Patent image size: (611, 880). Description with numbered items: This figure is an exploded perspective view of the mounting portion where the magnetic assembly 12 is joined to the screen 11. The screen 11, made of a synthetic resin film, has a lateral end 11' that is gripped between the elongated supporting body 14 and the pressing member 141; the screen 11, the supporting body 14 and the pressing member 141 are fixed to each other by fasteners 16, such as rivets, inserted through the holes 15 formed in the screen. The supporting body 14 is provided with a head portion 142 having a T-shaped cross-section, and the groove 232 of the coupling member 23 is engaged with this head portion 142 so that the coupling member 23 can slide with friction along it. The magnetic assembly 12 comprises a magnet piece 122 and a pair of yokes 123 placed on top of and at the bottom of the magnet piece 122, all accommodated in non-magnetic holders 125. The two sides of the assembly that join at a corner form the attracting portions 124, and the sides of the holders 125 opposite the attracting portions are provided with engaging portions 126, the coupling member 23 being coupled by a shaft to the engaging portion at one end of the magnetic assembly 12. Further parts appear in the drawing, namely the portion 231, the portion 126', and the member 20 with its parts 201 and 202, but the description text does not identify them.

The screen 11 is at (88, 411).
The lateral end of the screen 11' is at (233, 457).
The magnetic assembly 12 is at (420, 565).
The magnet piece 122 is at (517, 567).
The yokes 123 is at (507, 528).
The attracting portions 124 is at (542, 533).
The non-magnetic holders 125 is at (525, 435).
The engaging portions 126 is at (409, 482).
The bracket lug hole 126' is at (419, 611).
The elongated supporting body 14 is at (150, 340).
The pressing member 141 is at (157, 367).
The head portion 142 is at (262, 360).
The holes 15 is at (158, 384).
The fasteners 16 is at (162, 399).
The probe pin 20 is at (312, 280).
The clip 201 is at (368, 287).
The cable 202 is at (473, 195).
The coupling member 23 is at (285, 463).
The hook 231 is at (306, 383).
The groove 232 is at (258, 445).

• • •

Reproduce verbatim the stretch from the start of the records through the line containing "The lateral end".

Patent image size: (611, 880). Description with numbered items: This figure is an exploded perspective view of the mounting portion where the magnetic assembly 12 is joined to the screen 11. The screen 11, made of a synthetic resin film, has a lateral end 11' that is gripped between the elongated supporting body 14 and the pressing member 141; the screen 11, the supporting body 14 and the pressing member 141 are fixed to each other by fasteners 16, such as rivets, inserted through the holes 15 formed in the screen. The supporting body 14 is provided with a head portion 142 having a T-shaped cross-section, and the groove 232 of the coupling member 23 is engaged with this head portion 142 so that the coupling member 23 can slide with friction along it. The magnetic assembly 12 comprises a magnet piece 122 and a pair of yokes 123 placed on top of and at the bottom of the magnet piece 122, all accommodated in non-magnetic holders 125. The two sides of the assembly that join at a corner form the attracting portions 124, and the sides of the holders 125 opposite the attracting portions are provided with engaging portions 126, the coupling member 23 being coupled by a shaft to the engaging portion at one end of the magnetic assembly 12. Further parts appear in the drawing, namely the portion 231, the portion 126', and the member 20 with its parts 201 and 202, but the description text does not identify them.

The screen 11 is at (88, 411).
The lateral end of the screen 11' is at (233, 457).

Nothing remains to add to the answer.